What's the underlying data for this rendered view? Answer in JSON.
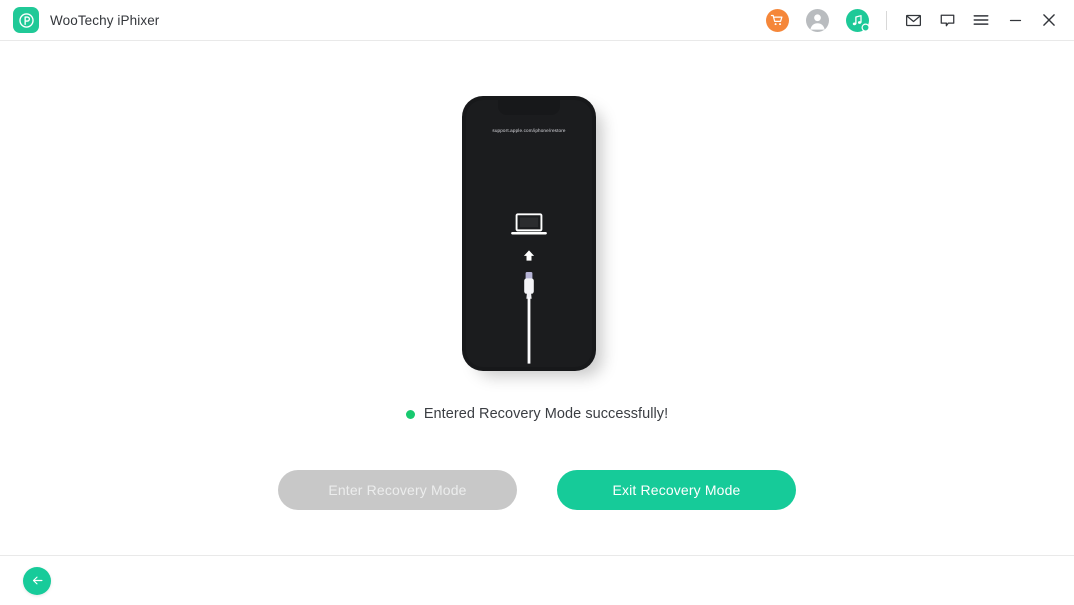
{
  "window": {
    "title": "WooTechy iPhixer",
    "logo_icon": "wootechy-p-logo-icon"
  },
  "titlebar": {
    "icons": [
      {
        "name": "shopping-cart-icon",
        "label": "Store",
        "color": "#f5873a"
      },
      {
        "name": "user-account-icon",
        "label": "Account",
        "color": "#b9bcbf"
      },
      {
        "name": "music-search-icon",
        "label": "Music Finder",
        "color": "#1dc998"
      },
      {
        "name": "mail-icon",
        "label": "Email Support",
        "color": "#33363b"
      },
      {
        "name": "feedback-icon",
        "label": "Feedback",
        "color": "#33363b"
      },
      {
        "name": "menu-icon",
        "label": "Menu",
        "color": "#33363b"
      },
      {
        "name": "minimize-icon",
        "label": "Minimize",
        "color": "#33363b"
      },
      {
        "name": "close-icon",
        "label": "Close",
        "color": "#33363b"
      }
    ]
  },
  "phone": {
    "restore_url": "support.apple.com/iphone/restore",
    "laptop_icon": "laptop-computer-icon",
    "arrow_icon": "up-arrow-icon",
    "cable_icon": "lightning-cable-icon",
    "screen_color": "#1b1c1e",
    "cable_tip_color": "#b6b4d6"
  },
  "status": {
    "message": "Entered Recovery Mode successfully!",
    "dot_color": "#18c96f"
  },
  "buttons": {
    "enter_recovery": {
      "label": "Enter Recovery Mode",
      "state": "disabled",
      "color": "#c8c8c8"
    },
    "exit_recovery": {
      "label": "Exit Recovery Mode",
      "state": "enabled",
      "color": "#16cb99"
    }
  },
  "footer": {
    "back_icon": "back-arrow-icon",
    "back_color": "#17cb9a"
  }
}
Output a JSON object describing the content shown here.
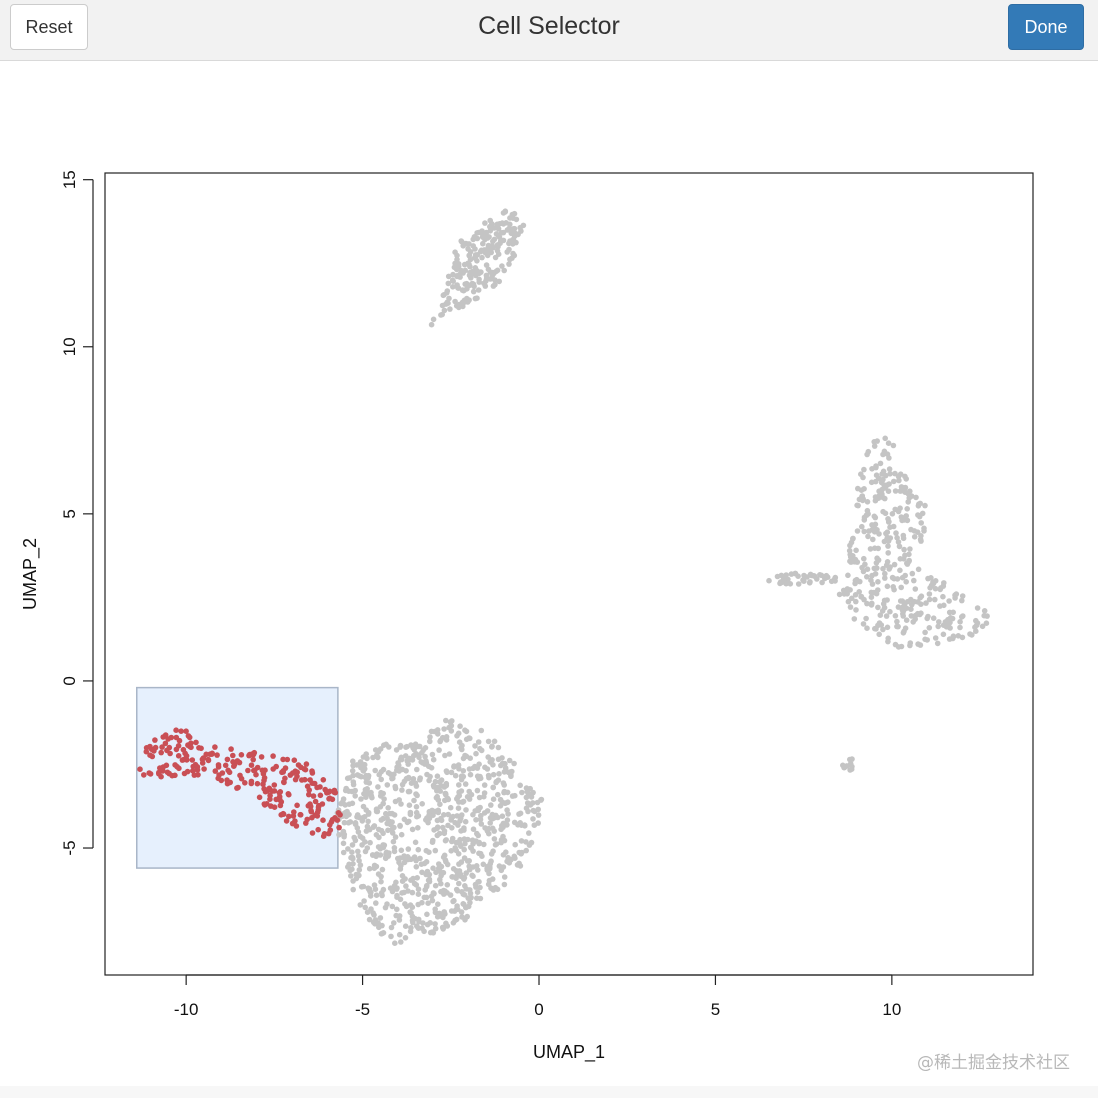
{
  "header": {
    "title": "Cell Selector",
    "reset_label": "Reset",
    "done_label": "Done"
  },
  "watermark": "@稀土掘金技术社区",
  "colors": {
    "unselected": "#c4c4c4",
    "selected": "#c94f55",
    "brush_fill": "#e6f0fd",
    "brush_stroke": "#a9b6c8",
    "done_button": "#337ab7"
  },
  "chart_data": {
    "type": "scatter",
    "xlabel": "UMAP_1",
    "ylabel": "UMAP_2",
    "xlim": [
      -12.3,
      14.0
    ],
    "ylim": [
      -8.8,
      15.2
    ],
    "x_ticks": [
      -10,
      -5,
      0,
      5,
      10
    ],
    "x_tick_labels": [
      "-10",
      "-5",
      "0",
      "5",
      "10"
    ],
    "y_ticks": [
      -5,
      0,
      5,
      10,
      15
    ],
    "y_tick_labels": [
      "-5",
      "0",
      "5",
      "10",
      "15"
    ],
    "grid": false,
    "selection_rectangle": {
      "x": [
        -11.4,
        -5.7
      ],
      "y": [
        -5.6,
        -0.2
      ]
    },
    "clusters": [
      {
        "id": "top",
        "selected": false,
        "n": 220,
        "polygon": [
          [
            -3.1,
            10.6
          ],
          [
            -2.8,
            11.2
          ],
          [
            -2.6,
            12.2
          ],
          [
            -2.3,
            13.1
          ],
          [
            -1.6,
            13.7
          ],
          [
            -0.8,
            14.2
          ],
          [
            -0.4,
            13.6
          ],
          [
            -0.7,
            12.6
          ],
          [
            -1.2,
            11.8
          ],
          [
            -2.0,
            11.3
          ],
          [
            -2.7,
            10.8
          ]
        ]
      },
      {
        "id": "bottom-center",
        "selected": false,
        "n": 900,
        "polygon": [
          [
            -5.6,
            -3.4
          ],
          [
            -5.3,
            -2.4
          ],
          [
            -4.5,
            -1.9
          ],
          [
            -3.4,
            -1.8
          ],
          [
            -2.6,
            -1.1
          ],
          [
            -1.8,
            -1.3
          ],
          [
            -0.9,
            -2.1
          ],
          [
            -0.3,
            -3.0
          ],
          [
            0.2,
            -3.6
          ],
          [
            -0.1,
            -4.5
          ],
          [
            -0.5,
            -5.7
          ],
          [
            -1.6,
            -6.6
          ],
          [
            -2.1,
            -7.3
          ],
          [
            -3.0,
            -7.6
          ],
          [
            -4.2,
            -7.9
          ],
          [
            -5.0,
            -7.0
          ],
          [
            -5.5,
            -5.6
          ],
          [
            -5.8,
            -4.3
          ]
        ]
      },
      {
        "id": "left-selected",
        "selected": true,
        "n": 250,
        "polygon": [
          [
            -11.4,
            -2.2
          ],
          [
            -10.8,
            -1.6
          ],
          [
            -10.2,
            -1.3
          ],
          [
            -9.6,
            -1.7
          ],
          [
            -8.8,
            -2.0
          ],
          [
            -7.8,
            -2.2
          ],
          [
            -6.8,
            -2.3
          ],
          [
            -6.0,
            -3.0
          ],
          [
            -5.6,
            -3.5
          ],
          [
            -5.6,
            -4.4
          ],
          [
            -6.2,
            -4.7
          ],
          [
            -7.2,
            -4.2
          ],
          [
            -8.2,
            -3.4
          ],
          [
            -9.4,
            -2.8
          ],
          [
            -10.6,
            -2.9
          ],
          [
            -11.3,
            -2.8
          ]
        ]
      },
      {
        "id": "right",
        "selected": false,
        "n": 380,
        "polygon": [
          [
            9.2,
            6.6
          ],
          [
            9.6,
            7.4
          ],
          [
            10.0,
            7.3
          ],
          [
            10.2,
            6.6
          ],
          [
            10.6,
            5.6
          ],
          [
            11.0,
            5.2
          ],
          [
            10.9,
            4.4
          ],
          [
            10.8,
            3.6
          ],
          [
            11.4,
            3.0
          ],
          [
            12.2,
            2.4
          ],
          [
            12.8,
            2.1
          ],
          [
            13.1,
            1.9
          ],
          [
            12.6,
            1.5
          ],
          [
            11.8,
            1.2
          ],
          [
            11.0,
            1.0
          ],
          [
            10.2,
            0.9
          ],
          [
            9.6,
            1.4
          ],
          [
            8.9,
            1.8
          ],
          [
            8.5,
            2.6
          ],
          [
            8.7,
            3.5
          ],
          [
            8.9,
            4.6
          ],
          [
            9.0,
            5.7
          ]
        ]
      },
      {
        "id": "right-tail",
        "selected": false,
        "n": 40,
        "polygon": [
          [
            6.5,
            3.0
          ],
          [
            7.1,
            3.3
          ],
          [
            7.8,
            3.2
          ],
          [
            8.5,
            3.1
          ],
          [
            8.4,
            2.9
          ],
          [
            7.6,
            2.9
          ],
          [
            6.9,
            2.9
          ]
        ]
      },
      {
        "id": "small",
        "selected": false,
        "n": 10,
        "polygon": [
          [
            8.6,
            -2.3
          ],
          [
            8.9,
            -2.3
          ],
          [
            8.9,
            -2.7
          ],
          [
            8.6,
            -2.7
          ]
        ]
      }
    ]
  }
}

■ ■ ■ ■

#### Written task:
Pictures stay out; repeat all the rest of the records exactly.

#### Response to this exercise:
What's the underlying data for this rendered view? Answer in JSON.
{
  "window": {
    "title": "WooTechy iPhixer",
    "logo_icon": "wootechy-p-logo-icon"
  },
  "titlebar": {
    "icons": [
      {
        "name": "shopping-cart-icon",
        "label": "Store",
        "color": "#f5873a"
      },
      {
        "name": "user-account-icon",
        "label": "Account",
        "color": "#b9bcbf"
      },
      {
        "name": "music-search-icon",
        "label": "Music Finder",
        "color": "#1dc998"
      },
      {
        "name": "mail-icon",
        "label": "Email Support",
        "color": "#33363b"
      },
      {
        "name": "feedback-icon",
        "label": "Feedback",
        "color": "#33363b"
      },
      {
        "name": "menu-icon",
        "label": "Menu",
        "color": "#33363b"
      },
      {
        "name": "minimize-icon",
        "label": "Minimize",
        "color": "#33363b"
      },
      {
        "name": "close-icon",
        "label": "Close",
        "color": "#33363b"
      }
    ]
  },
  "phone": {
    "restore_url": "support.apple.com/iphone/restore",
    "laptop_icon": "laptop-computer-icon",
    "arrow_icon": "up-arrow-icon",
    "cable_icon": "lightning-cable-icon",
    "screen_color": "#1b1c1e",
    "cable_tip_color": "#b6b4d6"
  },
  "status": {
    "message": "Entered Recovery Mode successfully!",
    "dot_color": "#18c96f"
  },
  "buttons": {
    "enter_recovery": {
      "label": "Enter Recovery Mode",
      "state": "disabled",
      "color": "#c8c8c8"
    },
    "exit_recovery": {
      "label": "Exit Recovery Mode",
      "state": "enabled",
      "color": "#16cb99"
    }
  },
  "footer": {
    "back_icon": "back-arrow-icon",
    "back_color": "#17cb9a"
  }
}
Output a JSON object describing the content shown here.
{
  "header": {
    "title": "Cell Selector",
    "reset_label": "Reset",
    "done_label": "Done"
  },
  "watermark": "@稀土掘金技术社区",
  "colors": {
    "unselected": "#c4c4c4",
    "selected": "#c94f55",
    "brush_fill": "#e6f0fd",
    "brush_stroke": "#a9b6c8",
    "done_button": "#337ab7"
  },
  "chart_data": {
    "type": "scatter",
    "xlabel": "UMAP_1",
    "ylabel": "UMAP_2",
    "xlim": [
      -12.3,
      14.0
    ],
    "ylim": [
      -8.8,
      15.2
    ],
    "x_ticks": [
      -10,
      -5,
      0,
      5,
      10
    ],
    "x_tick_labels": [
      "-10",
      "-5",
      "0",
      "5",
      "10"
    ],
    "y_ticks": [
      -5,
      0,
      5,
      10,
      15
    ],
    "y_tick_labels": [
      "-5",
      "0",
      "5",
      "10",
      "15"
    ],
    "grid": false,
    "selection_rectangle": {
      "x": [
        -11.4,
        -5.7
      ],
      "y": [
        -5.6,
        -0.2
      ]
    },
    "clusters": [
      {
        "id": "top",
        "selected": false,
        "n": 220,
        "polygon": [
          [
            -3.1,
            10.6
          ],
          [
            -2.8,
            11.2
          ],
          [
            -2.6,
            12.2
          ],
          [
            -2.3,
            13.1
          ],
          [
            -1.6,
            13.7
          ],
          [
            -0.8,
            14.2
          ],
          [
            -0.4,
            13.6
          ],
          [
            -0.7,
            12.6
          ],
          [
            -1.2,
            11.8
          ],
          [
            -2.0,
            11.3
          ],
          [
            -2.7,
            10.8
          ]
        ]
      },
      {
        "id": "bottom-center",
        "selected": false,
        "n": 900,
        "polygon": [
          [
            -5.6,
            -3.4
          ],
          [
            -5.3,
            -2.4
          ],
          [
            -4.5,
            -1.9
          ],
          [
            -3.4,
            -1.8
          ],
          [
            -2.6,
            -1.1
          ],
          [
            -1.8,
            -1.3
          ],
          [
            -0.9,
            -2.1
          ],
          [
            -0.3,
            -3.0
          ],
          [
            0.2,
            -3.6
          ],
          [
            -0.1,
            -4.5
          ],
          [
            -0.5,
            -5.7
          ],
          [
            -1.6,
            -6.6
          ],
          [
            -2.1,
            -7.3
          ],
          [
            -3.0,
            -7.6
          ],
          [
            -4.2,
            -7.9
          ],
          [
            -5.0,
            -7.0
          ],
          [
            -5.5,
            -5.6
          ],
          [
            -5.8,
            -4.3
          ]
        ]
      },
      {
        "id": "left-selected",
        "selected": true,
        "n": 250,
        "polygon": [
          [
            -11.4,
            -2.2
          ],
          [
            -10.8,
            -1.6
          ],
          [
            -10.2,
            -1.3
          ],
          [
            -9.6,
            -1.7
          ],
          [
            -8.8,
            -2.0
          ],
          [
            -7.8,
            -2.2
          ],
          [
            -6.8,
            -2.3
          ],
          [
            -6.0,
            -3.0
          ],
          [
            -5.6,
            -3.5
          ],
          [
            -5.6,
            -4.4
          ],
          [
            -6.2,
            -4.7
          ],
          [
            -7.2,
            -4.2
          ],
          [
            -8.2,
            -3.4
          ],
          [
            -9.4,
            -2.8
          ],
          [
            -10.6,
            -2.9
          ],
          [
            -11.3,
            -2.8
          ]
        ]
      },
      {
        "id": "right",
        "selected": false,
        "n": 380,
        "polygon": [
          [
            9.2,
            6.6
          ],
          [
            9.6,
            7.4
          ],
          [
            10.0,
            7.3
          ],
          [
            10.2,
            6.6
          ],
          [
            10.6,
            5.6
          ],
          [
            11.0,
            5.2
          ],
          [
            10.9,
            4.4
          ],
          [
            10.8,
            3.6
          ],
          [
            11.4,
            3.0
          ],
          [
            12.2,
            2.4
          ],
          [
            12.8,
            2.1
          ],
          [
            13.1,
            1.9
          ],
          [
            12.6,
            1.5
          ],
          [
            11.8,
            1.2
          ],
          [
            11.0,
            1.0
          ],
          [
            10.2,
            0.9
          ],
          [
            9.6,
            1.4
          ],
          [
            8.9,
            1.8
          ],
          [
            8.5,
            2.6
          ],
          [
            8.7,
            3.5
          ],
          [
            8.9,
            4.6
          ],
          [
            9.0,
            5.7
          ]
        ]
      },
      {
        "id": "right-tail",
        "selected": false,
        "n": 40,
        "polygon": [
          [
            6.5,
            3.0
          ],
          [
            7.1,
            3.3
          ],
          [
            7.8,
            3.2
          ],
          [
            8.5,
            3.1
          ],
          [
            8.4,
            2.9
          ],
          [
            7.6,
            2.9
          ],
          [
            6.9,
            2.9
          ]
        ]
      },
      {
        "id": "small",
        "selected": false,
        "n": 10,
        "polygon": [
          [
            8.6,
            -2.3
          ],
          [
            8.9,
            -2.3
          ],
          [
            8.9,
            -2.7
          ],
          [
            8.6,
            -2.7
          ]
        ]
      }
    ]
  }
}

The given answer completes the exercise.